• **What the exercise asks**:
Of all the lines in the material, how many include the word "side"? Reply with the number alone.

┄┄┄┄┄┄┄┄┄┄┄┄┄┄┄┄┄┄┄┄

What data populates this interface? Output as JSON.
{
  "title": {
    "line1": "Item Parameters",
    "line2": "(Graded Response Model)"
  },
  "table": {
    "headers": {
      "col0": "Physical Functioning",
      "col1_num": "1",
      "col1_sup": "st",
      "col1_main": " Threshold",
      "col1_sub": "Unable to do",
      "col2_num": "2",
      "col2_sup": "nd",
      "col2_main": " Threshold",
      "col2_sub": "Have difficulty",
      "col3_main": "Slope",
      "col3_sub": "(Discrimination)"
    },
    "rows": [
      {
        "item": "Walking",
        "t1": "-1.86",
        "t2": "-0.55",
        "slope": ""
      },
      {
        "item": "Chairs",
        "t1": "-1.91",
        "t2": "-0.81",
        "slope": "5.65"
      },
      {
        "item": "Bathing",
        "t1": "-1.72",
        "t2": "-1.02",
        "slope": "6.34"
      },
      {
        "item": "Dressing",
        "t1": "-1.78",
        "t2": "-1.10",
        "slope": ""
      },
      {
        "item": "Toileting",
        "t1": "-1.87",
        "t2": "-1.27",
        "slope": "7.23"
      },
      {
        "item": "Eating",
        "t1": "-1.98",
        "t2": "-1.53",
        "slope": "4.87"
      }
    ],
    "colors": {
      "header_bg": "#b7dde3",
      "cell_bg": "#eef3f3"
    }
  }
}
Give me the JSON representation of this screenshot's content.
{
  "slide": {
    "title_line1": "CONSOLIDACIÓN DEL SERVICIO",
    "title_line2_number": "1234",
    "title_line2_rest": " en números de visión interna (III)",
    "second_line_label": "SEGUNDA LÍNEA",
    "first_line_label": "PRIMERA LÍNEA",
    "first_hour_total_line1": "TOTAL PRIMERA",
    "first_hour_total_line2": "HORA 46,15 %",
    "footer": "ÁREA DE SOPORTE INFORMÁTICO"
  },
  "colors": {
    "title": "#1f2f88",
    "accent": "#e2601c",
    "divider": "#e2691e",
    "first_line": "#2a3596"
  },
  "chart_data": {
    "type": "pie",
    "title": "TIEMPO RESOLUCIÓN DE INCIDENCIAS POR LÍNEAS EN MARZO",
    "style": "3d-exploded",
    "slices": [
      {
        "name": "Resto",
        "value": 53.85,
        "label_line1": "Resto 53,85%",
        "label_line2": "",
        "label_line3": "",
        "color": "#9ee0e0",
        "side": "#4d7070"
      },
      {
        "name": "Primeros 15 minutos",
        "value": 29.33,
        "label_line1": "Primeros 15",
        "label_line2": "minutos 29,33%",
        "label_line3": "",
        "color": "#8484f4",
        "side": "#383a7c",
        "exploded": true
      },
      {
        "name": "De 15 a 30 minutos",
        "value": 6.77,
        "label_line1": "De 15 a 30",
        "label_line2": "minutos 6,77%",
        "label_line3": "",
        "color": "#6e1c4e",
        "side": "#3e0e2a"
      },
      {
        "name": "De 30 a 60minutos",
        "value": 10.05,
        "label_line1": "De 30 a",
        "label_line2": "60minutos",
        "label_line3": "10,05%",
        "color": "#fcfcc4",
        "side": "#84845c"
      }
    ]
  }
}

┄┄┄┄┄┄┄┄┄┄┄┄┄┄┄┄┄┄┄┄

• **Task response**:
4